» Task directions: Repeat the listing in full, word for word.

» Stored rows:
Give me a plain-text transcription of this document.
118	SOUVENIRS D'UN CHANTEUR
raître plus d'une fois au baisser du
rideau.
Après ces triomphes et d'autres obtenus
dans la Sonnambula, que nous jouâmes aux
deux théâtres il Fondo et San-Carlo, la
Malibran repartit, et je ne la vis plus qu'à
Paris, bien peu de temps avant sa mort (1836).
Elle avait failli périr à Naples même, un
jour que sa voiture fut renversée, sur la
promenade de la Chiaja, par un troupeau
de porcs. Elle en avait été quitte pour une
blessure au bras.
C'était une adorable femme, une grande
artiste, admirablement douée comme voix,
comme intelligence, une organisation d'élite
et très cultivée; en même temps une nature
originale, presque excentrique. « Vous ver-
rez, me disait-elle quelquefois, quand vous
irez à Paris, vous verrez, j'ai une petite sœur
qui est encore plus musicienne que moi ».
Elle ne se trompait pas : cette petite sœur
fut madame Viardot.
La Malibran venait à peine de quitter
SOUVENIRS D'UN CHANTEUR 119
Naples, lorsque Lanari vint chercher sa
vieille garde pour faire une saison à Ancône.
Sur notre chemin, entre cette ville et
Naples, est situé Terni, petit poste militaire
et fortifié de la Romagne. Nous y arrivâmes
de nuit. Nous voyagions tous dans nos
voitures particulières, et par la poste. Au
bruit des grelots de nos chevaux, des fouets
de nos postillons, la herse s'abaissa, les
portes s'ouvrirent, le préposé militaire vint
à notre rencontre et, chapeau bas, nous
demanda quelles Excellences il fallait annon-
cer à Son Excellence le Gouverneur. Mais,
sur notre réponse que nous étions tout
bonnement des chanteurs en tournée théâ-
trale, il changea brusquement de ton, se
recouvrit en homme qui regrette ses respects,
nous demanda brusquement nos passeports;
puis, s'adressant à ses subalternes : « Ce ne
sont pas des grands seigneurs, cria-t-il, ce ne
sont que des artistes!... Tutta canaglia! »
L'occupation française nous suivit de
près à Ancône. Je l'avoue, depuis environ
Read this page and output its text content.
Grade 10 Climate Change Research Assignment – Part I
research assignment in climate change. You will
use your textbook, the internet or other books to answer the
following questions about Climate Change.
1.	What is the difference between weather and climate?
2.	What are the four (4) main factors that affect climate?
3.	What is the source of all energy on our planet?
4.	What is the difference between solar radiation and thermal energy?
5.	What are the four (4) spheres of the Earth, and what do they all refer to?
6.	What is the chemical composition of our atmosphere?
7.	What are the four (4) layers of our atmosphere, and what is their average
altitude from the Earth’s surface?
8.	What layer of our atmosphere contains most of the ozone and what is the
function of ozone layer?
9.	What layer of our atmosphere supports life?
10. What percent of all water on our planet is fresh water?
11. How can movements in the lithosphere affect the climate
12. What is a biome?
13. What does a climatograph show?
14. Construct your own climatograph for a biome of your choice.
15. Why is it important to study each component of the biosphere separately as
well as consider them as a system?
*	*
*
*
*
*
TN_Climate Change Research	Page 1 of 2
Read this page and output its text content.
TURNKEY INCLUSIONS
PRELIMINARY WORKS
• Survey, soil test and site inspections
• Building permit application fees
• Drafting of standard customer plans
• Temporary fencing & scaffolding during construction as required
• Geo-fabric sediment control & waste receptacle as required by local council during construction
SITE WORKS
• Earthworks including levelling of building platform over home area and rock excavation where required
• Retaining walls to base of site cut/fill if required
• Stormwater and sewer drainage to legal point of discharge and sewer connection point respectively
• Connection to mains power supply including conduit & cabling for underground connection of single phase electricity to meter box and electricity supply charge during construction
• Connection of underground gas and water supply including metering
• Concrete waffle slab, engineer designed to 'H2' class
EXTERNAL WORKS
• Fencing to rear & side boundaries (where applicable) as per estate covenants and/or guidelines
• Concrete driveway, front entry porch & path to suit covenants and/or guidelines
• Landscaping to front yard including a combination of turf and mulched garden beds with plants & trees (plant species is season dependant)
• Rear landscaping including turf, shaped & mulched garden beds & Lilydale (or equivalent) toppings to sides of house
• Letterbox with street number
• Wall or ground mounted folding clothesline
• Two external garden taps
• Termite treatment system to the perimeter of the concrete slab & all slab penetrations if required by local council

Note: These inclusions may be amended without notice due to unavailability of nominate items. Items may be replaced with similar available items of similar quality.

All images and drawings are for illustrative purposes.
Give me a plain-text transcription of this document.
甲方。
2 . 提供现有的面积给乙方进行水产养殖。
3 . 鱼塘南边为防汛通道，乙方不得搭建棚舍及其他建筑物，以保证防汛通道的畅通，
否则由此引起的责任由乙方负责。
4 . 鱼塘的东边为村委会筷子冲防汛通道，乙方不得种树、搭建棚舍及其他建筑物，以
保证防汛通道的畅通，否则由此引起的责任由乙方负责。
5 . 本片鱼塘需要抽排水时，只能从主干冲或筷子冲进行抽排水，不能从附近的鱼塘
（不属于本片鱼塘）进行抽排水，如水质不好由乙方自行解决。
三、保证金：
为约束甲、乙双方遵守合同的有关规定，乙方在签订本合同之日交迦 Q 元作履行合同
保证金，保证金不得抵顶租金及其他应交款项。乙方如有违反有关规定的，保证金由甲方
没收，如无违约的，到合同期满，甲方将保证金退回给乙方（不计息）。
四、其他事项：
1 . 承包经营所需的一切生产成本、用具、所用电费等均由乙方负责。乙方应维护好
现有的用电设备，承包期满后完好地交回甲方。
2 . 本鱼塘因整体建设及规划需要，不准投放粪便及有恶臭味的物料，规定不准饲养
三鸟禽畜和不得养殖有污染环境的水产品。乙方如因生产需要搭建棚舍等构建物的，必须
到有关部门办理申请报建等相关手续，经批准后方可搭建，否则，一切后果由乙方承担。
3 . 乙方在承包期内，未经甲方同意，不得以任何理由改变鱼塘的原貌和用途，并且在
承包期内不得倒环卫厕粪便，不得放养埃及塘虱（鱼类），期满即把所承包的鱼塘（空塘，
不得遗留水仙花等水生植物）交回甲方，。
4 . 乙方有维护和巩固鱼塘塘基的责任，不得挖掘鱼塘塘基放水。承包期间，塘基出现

» Solution to the problem:
Give me a plain-text transcription of this document.
118	SOUVENIRS D'UN CHANTEUR
raître plus d'une fois au baisser du
rideau.
Après ces triomphes et d'autres obtenus
dans la Sonnambula, que nous jouâmes aux
deux théâtres il Fondo et San-Carlo, la
Malibran repartit, et je ne la vis plus qu'à
Paris, bien peu de temps avant sa mort (1836).
Elle avait failli périr à Naples même, un
jour que sa voiture fut renversée, sur la
promenade de la Chiaja, par un troupeau
de porcs. Elle en avait été quitte pour une
blessure au bras.
C'était une adorable femme, une grande
artiste, admirablement douée comme voix,
comme intelligence, une organisation d'élite
et très cultivée; en même temps une nature
originale, presque excentrique. « Vous ver-
rez, me disait-elle quelquefois, quand vous
irez à Paris, vous verrez, j'ai une petite sœur
qui est encore plus musicienne que moi ».
Elle ne se trompait pas : cette petite sœur
fut madame Viardot.
La Malibran venait à peine de quitter
SOUVENIRS D'UN CHANTEUR 119
Naples, lorsque Lanari vint chercher sa
vieille garde pour faire une saison à Ancône.
Sur notre chemin, entre cette ville et
Naples, est situé Terni, petit poste militaire
et fortifié de la Romagne. Nous y arrivâmes
de nuit. Nous voyagions tous dans nos
voitures particulières, et par la poste. Au
bruit des grelots de nos chevaux, des fouets
de nos postillons, la herse s'abaissa, les
portes s'ouvrirent, le préposé militaire vint
à notre rencontre et, chapeau bas, nous
demanda quelles Excellences il fallait annon-
cer à Son Excellence le Gouverneur. Mais,
sur notre réponse que nous étions tout
bonnement des chanteurs en tournée théâ-
trale, il changea brusquement de ton, se
recouvrit en homme qui regrette ses respects,
nous demanda brusquement nos passeports;
puis, s'adressant à ses subalternes : « Ce ne
sont pas des grands seigneurs, cria-t-il, ce ne
sont que des artistes!... Tutta canaglia! »
L'occupation française nous suivit de
près à Ancône. Je l'avoue, depuis environ
Read this page and output its text content.
Grade 10 Climate Change Research Assignment – Part I
research assignment in climate change. You will
use your textbook, the internet or other books to answer the
following questions about Climate Change.
1.	What is the difference between weather and climate?
2.	What are the four (4) main factors that affect climate?
3.	What is the source of all energy on our planet?
4.	What is the difference between solar radiation and thermal energy?
5.	What are the four (4) spheres of the Earth, and what do they all refer to?
6.	What is the chemical composition of our atmosphere?
7.	What are the four (4) layers of our atmosphere, and what is their average
altitude from the Earth’s surface?
8.	What layer of our atmosphere contains most of the ozone and what is the
function of ozone layer?
9.	What layer of our atmosphere supports life?
10. What percent of all water on our planet is fresh water?
11. How can movements in the lithosphere affect the climate
12. What is a biome?
13. What does a climatograph show?
14. Construct your own climatograph for a biome of your choice.
15. Why is it important to study each component of the biosphere separately as
well as consider them as a system?
*	*
*
*
*
*
TN_Climate Change Research	Page 1 of 2
Read this page and output its text content.
TURNKEY INCLUSIONS
PRELIMINARY WORKS
• Survey, soil test and site inspections
• Building permit application fees
• Drafting of standard customer plans
• Temporary fencing & scaffolding during construction as required
• Geo-fabric sediment control & waste receptacle as required by local council during construction
SITE WORKS
• Earthworks including levelling of building platform over home area and rock excavation where required
• Retaining walls to base of site cut/fill if required
• Stormwater and sewer drainage to legal point of discharge and sewer connection point respectively
• Connection to mains power supply including conduit & cabling for underground connection of single phase electricity to meter box and electricity supply charge during construction
• Connection of underground gas and water supply including metering
• Concrete waffle slab, engineer designed to 'H2' class
EXTERNAL WORKS
• Fencing to rear & side boundaries (where applicable) as per estate covenants and/or guidelines
• Concrete driveway, front entry porch & path to suit covenants and/or guidelines
• Landscaping to front yard including a combination of turf and mulched garden beds with plants & trees (plant species is season dependant)
• Rear landscaping including turf, shaped & mulched garden beds & Lilydale (or equivalent) toppings to sides of house
• Letterbox with street number
• Wall or ground mounted folding clothesline
• Two external garden taps
• Termite treatment system to the perimeter of the concrete slab & all slab penetrations if required by local council

Note: These inclusions may be amended without notice due to unavailability of nominate items. Items may be replaced with similar available items of similar quality.

All images and drawings are for illustrative purposes.
Give me a plain-text transcription of this document.
甲方。
2 . 提供现有的面积给乙方进行水产养殖。
3 . 鱼塘南边为防汛通道，乙方不得搭建棚舍及其他建筑物，以保证防汛通道的畅通，
否则由此引起的责任由乙方负责。
4 . 鱼塘的东边为村委会筷子冲防汛通道，乙方不得种树、搭建棚舍及其他建筑物，以
保证防汛通道的畅通，否则由此引起的责任由乙方负责。
5 . 本片鱼塘需要抽排水时，只能从主干冲或筷子冲进行抽排水，不能从附近的鱼塘
（不属于本片鱼塘）进行抽排水，如水质不好由乙方自行解决。
三、保证金：
为约束甲、乙双方遵守合同的有关规定，乙方在签订本合同之日交迦 Q 元作履行合同
保证金，保证金不得抵顶租金及其他应交款项。乙方如有违反有关规定的，保证金由甲方
没收，如无违约的，到合同期满，甲方将保证金退回给乙方（不计息）。
四、其他事项：
1 . 承包经营所需的一切生产成本、用具、所用电费等均由乙方负责。乙方应维护好
现有的用电设备，承包期满后完好地交回甲方。
2 . 本鱼塘因整体建设及规划需要，不准投放粪便及有恶臭味的物料，规定不准饲养
三鸟禽畜和不得养殖有污染环境的水产品。乙方如因生产需要搭建棚舍等构建物的，必须
到有关部门办理申请报建等相关手续，经批准后方可搭建，否则，一切后果由乙方承担。
3 . 乙方在承包期内，未经甲方同意，不得以任何理由改变鱼塘的原貌和用途，并且在
承包期内不得倒环卫厕粪便，不得放养埃及塘虱（鱼类），期满即把所承包的鱼塘（空塘，
不得遗留水仙花等水生植物）交回甲方，。
4 . 乙方有维护和巩固鱼塘塘基的责任，不得挖掘鱼塘塘基放水。承包期间，塘基出现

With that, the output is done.